══ Text provided
Let's Get Dirty | All Blogs


Does composting always translate into tacky?

By Penny Stine

My mom’s been gardening a lot longer than me and has taught me several tricks over the years. She’s also been composting for years and uses a gallon-milk jug as a temporary container for kitchen scraps. Before I began composting I used to see the milk jug brimming with potato peels, egg shells and cantaloupe seeds and thought it looked tacky in Mom’s always-spotless kitchen.

So when I first started composting kitchen scraps I tried to take them out to my compost bin immediately. That worked until the snow was a foot deep in my garden. Then I got out a milk jug, cut off the top and started my own recycling program, just like mom. It looks tacky, but I don’t have any better ideas.

Does anyone have a better solution? I try to compost everything from coffee grounds in the morning to vegetable peels and melon rinds later in the day.

My compost bin is in the middle of the garden, in a shady area that wasn’t good for growing anything. Although it’s in the front yard, no one ever notices it because it’s sandwiched by a tree and a vine-covered fence, so I’m not crossing into tacky territory too badly by having it almost visible from the street.

However, I bought this compost bin online a few years ago before local stores started carrying anything, and haven’t been real pleased with it.
════
══ Exercise material
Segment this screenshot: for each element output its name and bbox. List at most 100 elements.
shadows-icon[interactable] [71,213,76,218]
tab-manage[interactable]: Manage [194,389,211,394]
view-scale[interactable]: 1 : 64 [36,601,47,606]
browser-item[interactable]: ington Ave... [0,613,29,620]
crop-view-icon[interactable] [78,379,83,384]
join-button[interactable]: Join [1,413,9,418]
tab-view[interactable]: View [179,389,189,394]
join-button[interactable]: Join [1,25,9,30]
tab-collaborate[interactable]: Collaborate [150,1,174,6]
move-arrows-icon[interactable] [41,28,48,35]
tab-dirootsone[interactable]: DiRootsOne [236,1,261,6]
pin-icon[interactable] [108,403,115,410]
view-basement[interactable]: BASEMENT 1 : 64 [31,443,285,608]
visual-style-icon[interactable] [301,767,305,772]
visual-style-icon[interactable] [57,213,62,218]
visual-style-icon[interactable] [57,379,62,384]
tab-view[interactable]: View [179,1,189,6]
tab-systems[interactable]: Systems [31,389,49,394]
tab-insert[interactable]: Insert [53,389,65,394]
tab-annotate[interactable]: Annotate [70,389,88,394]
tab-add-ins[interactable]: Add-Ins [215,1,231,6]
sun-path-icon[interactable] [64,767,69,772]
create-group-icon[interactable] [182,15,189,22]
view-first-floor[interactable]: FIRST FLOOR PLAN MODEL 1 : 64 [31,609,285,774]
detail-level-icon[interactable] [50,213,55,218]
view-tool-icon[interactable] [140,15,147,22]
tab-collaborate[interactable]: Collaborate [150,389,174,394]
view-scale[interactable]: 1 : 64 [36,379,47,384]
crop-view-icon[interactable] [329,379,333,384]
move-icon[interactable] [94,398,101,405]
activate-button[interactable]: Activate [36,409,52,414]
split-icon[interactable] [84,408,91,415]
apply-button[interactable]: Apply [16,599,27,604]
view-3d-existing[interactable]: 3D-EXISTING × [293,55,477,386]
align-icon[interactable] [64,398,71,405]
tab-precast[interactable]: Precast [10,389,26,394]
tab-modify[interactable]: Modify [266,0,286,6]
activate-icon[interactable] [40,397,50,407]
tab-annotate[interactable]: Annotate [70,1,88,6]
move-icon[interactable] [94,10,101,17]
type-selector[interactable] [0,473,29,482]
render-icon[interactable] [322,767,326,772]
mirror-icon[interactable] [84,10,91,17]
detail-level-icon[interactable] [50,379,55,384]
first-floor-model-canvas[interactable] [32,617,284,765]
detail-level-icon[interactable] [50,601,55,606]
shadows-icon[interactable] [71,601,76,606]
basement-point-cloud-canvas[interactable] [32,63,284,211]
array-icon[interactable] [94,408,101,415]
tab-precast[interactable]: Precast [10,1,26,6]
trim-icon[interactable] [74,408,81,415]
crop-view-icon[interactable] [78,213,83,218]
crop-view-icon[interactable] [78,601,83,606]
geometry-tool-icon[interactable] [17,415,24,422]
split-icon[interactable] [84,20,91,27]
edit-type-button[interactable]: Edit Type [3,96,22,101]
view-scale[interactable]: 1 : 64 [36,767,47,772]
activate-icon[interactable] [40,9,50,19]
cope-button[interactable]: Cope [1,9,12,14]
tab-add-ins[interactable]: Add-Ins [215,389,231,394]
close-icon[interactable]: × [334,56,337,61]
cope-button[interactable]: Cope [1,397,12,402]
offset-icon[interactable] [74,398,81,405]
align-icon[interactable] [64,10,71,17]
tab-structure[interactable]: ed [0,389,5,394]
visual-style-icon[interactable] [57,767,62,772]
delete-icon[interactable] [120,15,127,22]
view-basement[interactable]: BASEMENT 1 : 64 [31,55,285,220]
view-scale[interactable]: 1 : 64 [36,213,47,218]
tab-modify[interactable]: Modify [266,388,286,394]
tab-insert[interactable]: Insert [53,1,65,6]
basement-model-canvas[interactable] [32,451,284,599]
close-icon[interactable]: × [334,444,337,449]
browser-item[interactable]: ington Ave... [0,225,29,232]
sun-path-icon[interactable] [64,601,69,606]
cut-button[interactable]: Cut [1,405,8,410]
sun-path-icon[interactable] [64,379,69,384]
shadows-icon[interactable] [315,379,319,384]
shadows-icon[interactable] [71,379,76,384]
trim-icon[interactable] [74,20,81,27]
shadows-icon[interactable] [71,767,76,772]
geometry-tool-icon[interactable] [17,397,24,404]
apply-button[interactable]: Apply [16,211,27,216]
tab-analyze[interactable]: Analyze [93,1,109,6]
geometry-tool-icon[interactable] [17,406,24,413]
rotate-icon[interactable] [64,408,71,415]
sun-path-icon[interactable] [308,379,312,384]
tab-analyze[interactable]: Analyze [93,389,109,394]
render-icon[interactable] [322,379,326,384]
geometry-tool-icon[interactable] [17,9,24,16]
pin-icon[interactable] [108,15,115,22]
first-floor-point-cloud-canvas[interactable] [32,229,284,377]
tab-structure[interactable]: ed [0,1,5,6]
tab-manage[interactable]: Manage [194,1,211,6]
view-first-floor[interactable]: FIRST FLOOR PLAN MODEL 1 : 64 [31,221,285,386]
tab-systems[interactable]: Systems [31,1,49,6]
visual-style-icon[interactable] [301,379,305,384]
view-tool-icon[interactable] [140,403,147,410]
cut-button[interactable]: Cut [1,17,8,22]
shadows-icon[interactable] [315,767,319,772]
════
→ Tasks for this exercise
1) In the composting blog post, what does the writer's mom use as a temporary container for kitchen scraps?
2) Copy the listing from its first line up to and including the line that contains "tab-view[interactable]: View [179,389,189,394]".
The blog post and the listing are unrelated to each other.

→ Expected answers
1) A gallon milk jug.

2)
Segment this screenshot: for each element output its name and bbox. List at most 100 elements.
shadows-icon[interactable] [71,213,76,218]
tab-manage[interactable]: Manage [194,389,211,394]
view-scale[interactable]: 1 : 64 [36,601,47,606]
browser-item[interactable]: ington Ave... [0,613,29,620]
crop-view-icon[interactable] [78,379,83,384]
join-button[interactable]: Join [1,413,9,418]
tab-view[interactable]: View [179,389,189,394]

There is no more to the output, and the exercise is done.